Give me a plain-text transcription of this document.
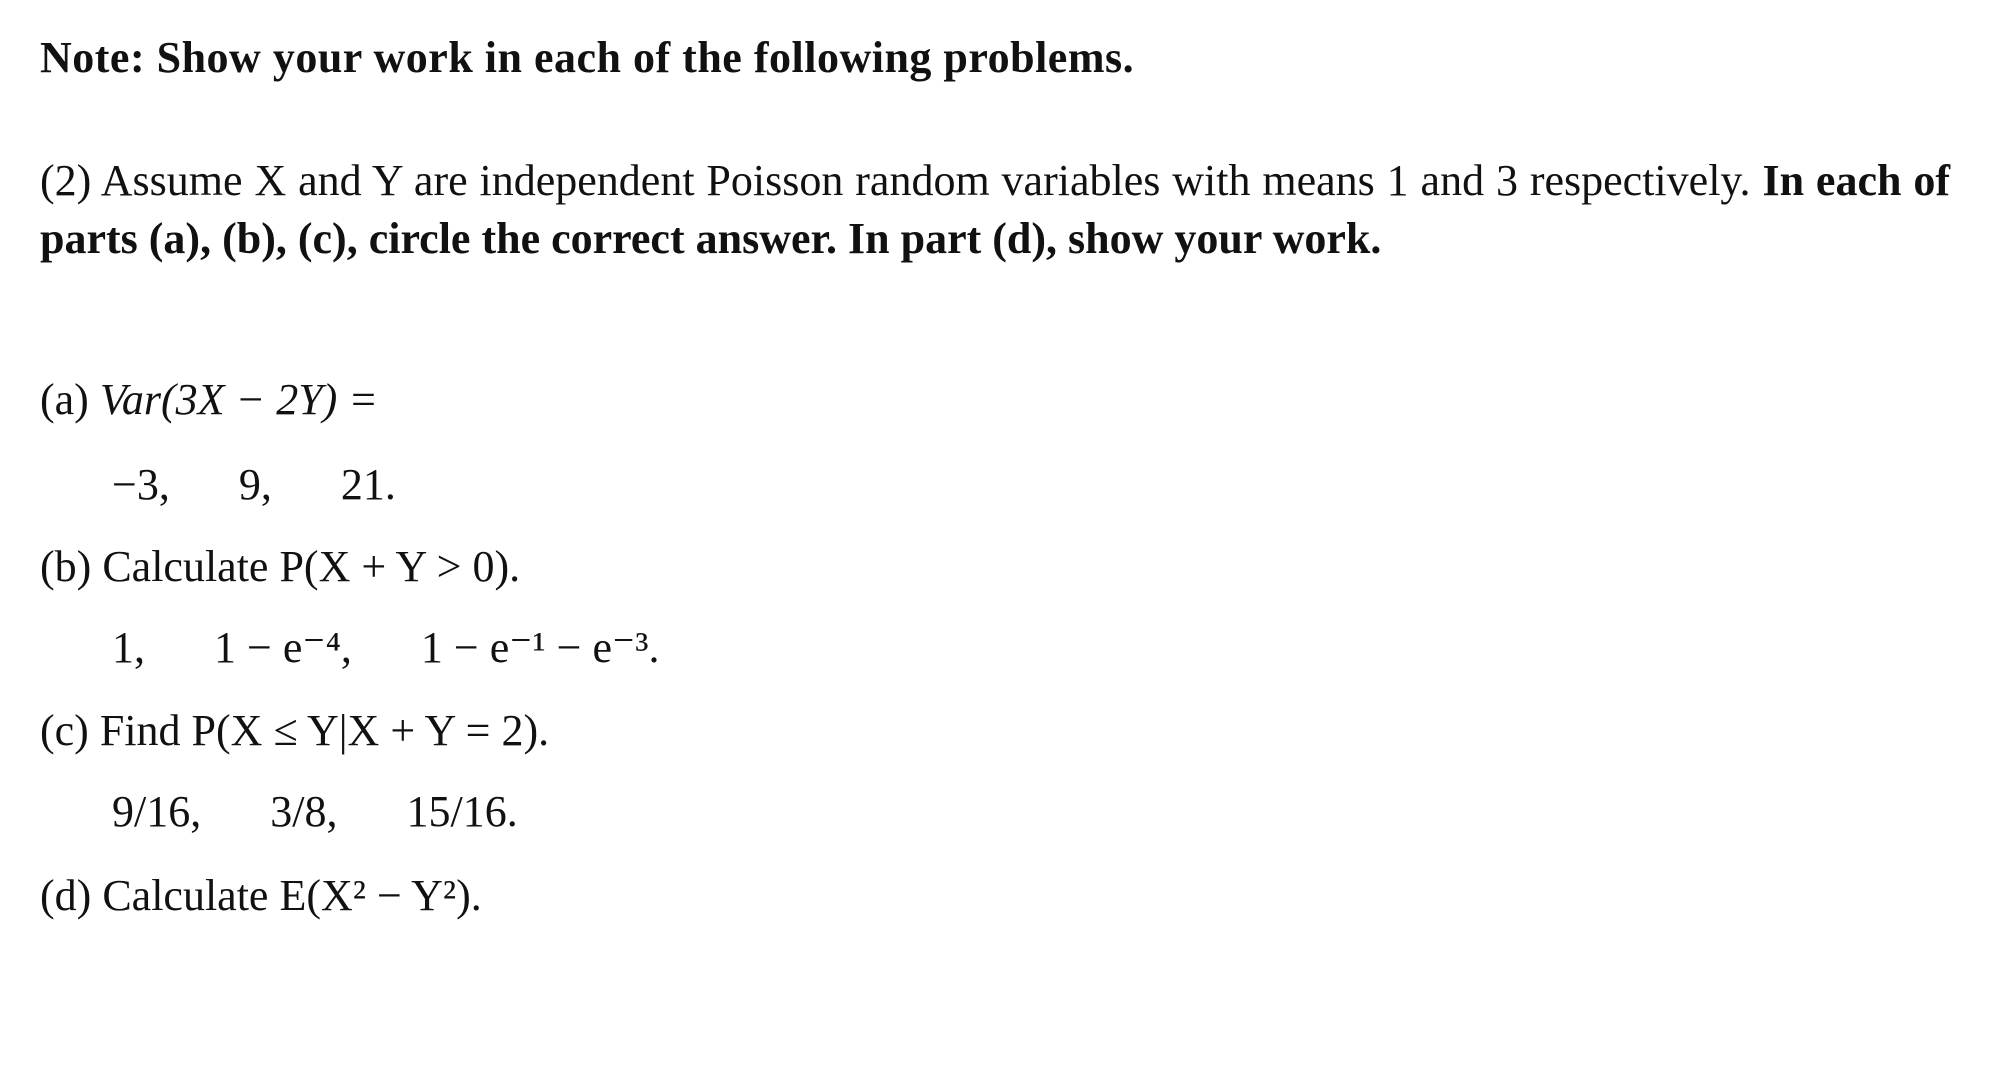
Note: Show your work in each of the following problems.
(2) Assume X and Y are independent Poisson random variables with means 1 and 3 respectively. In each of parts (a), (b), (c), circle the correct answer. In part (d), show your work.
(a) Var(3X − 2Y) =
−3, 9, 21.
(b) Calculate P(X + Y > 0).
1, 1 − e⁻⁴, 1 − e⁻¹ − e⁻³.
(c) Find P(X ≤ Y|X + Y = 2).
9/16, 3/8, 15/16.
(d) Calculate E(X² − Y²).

---*---

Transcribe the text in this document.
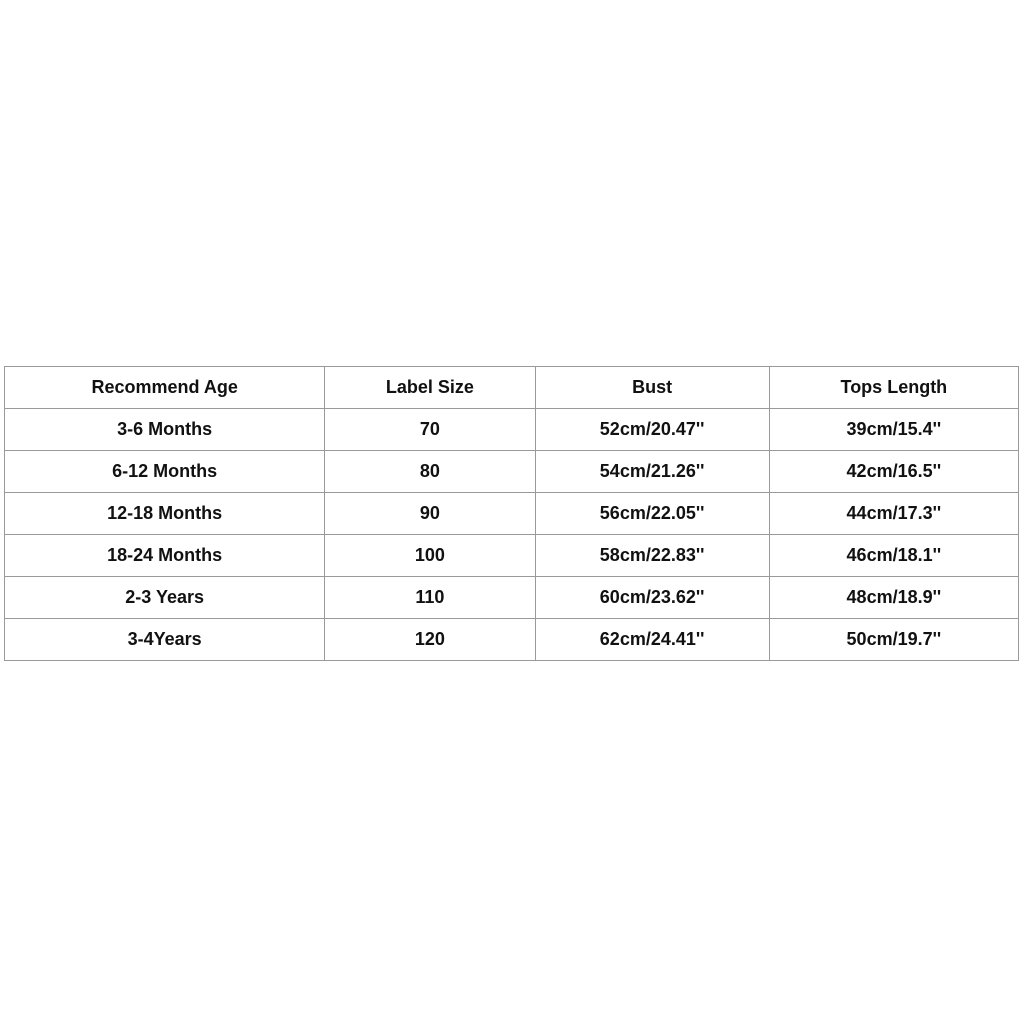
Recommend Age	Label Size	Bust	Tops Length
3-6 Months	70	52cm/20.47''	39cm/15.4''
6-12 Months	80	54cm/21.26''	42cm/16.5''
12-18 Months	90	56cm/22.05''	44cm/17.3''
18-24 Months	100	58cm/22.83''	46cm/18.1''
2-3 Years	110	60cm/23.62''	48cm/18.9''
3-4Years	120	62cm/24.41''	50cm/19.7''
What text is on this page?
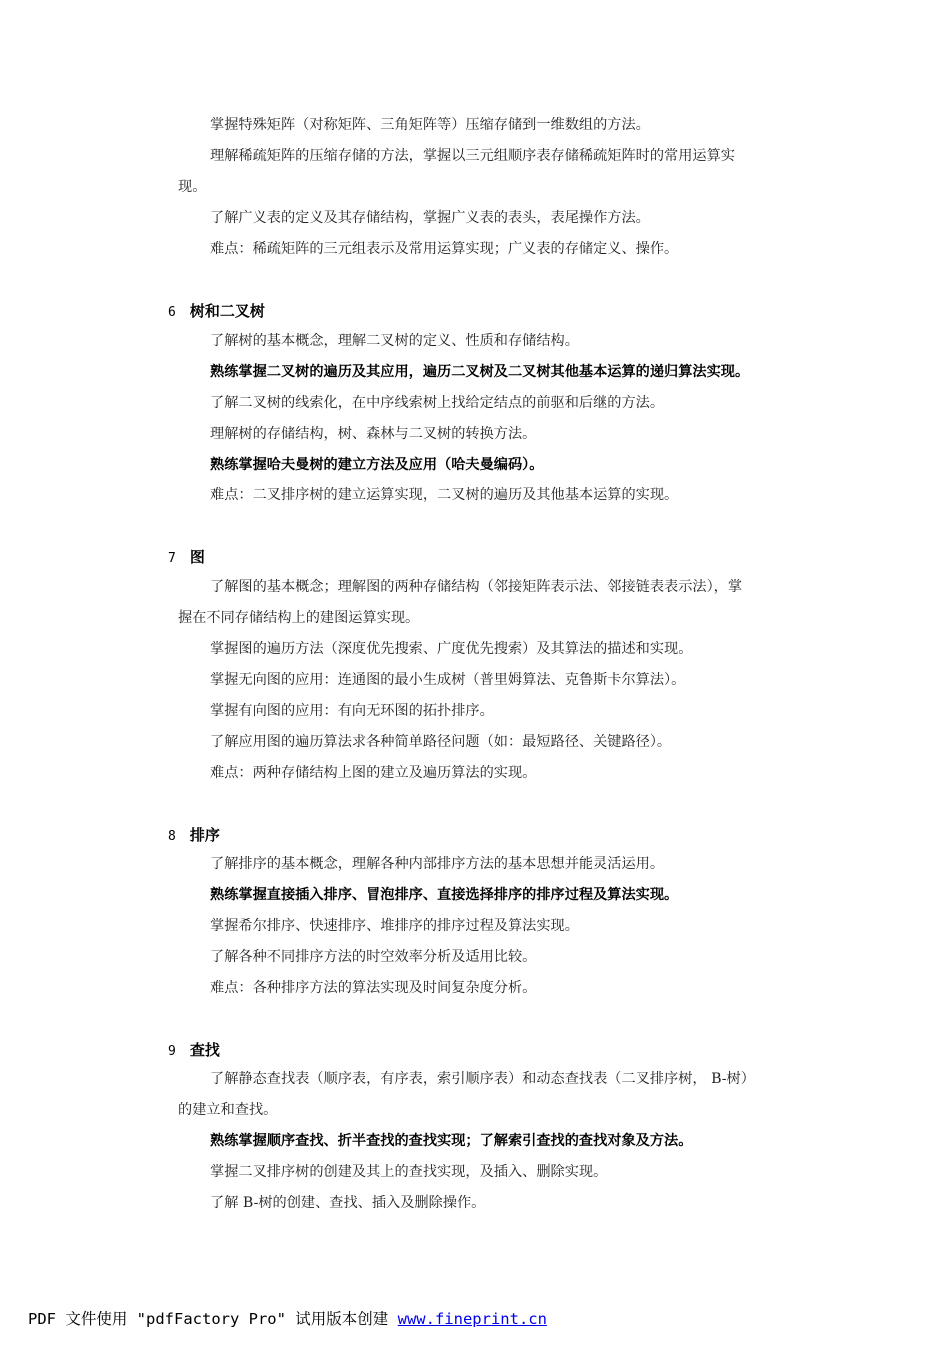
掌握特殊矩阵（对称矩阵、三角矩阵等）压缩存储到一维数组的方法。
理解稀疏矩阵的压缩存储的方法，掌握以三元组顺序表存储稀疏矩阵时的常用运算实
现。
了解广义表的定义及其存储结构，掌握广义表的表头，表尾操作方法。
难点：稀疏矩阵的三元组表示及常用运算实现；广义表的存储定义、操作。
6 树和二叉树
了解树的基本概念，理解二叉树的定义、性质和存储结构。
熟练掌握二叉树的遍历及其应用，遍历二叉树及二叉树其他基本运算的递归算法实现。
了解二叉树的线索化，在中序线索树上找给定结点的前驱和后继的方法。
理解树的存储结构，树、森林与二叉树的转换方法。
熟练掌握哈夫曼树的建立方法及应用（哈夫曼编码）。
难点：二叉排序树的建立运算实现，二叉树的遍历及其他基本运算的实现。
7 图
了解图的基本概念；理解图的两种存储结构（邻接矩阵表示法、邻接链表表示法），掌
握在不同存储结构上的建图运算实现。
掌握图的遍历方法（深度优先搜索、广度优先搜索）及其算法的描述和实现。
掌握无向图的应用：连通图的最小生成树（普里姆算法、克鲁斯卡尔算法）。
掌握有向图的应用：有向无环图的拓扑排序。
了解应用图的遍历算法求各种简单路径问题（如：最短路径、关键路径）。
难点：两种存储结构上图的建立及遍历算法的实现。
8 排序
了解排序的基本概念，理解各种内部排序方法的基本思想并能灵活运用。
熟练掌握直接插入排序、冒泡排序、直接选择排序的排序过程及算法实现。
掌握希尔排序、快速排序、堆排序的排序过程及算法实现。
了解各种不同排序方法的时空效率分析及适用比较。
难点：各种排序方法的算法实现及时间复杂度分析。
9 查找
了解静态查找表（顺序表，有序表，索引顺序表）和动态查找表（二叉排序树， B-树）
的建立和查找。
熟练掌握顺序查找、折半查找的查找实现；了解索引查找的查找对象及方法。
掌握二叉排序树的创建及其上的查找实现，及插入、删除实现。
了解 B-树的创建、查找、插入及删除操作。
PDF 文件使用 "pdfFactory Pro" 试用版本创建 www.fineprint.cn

---*---

### [Objective]
Find the lines above holding the word "this" and show them.

### [Solution to the exercise]
Give me a plain-text transcription of this document.
Transcribe the text in this document.
What text is on this page?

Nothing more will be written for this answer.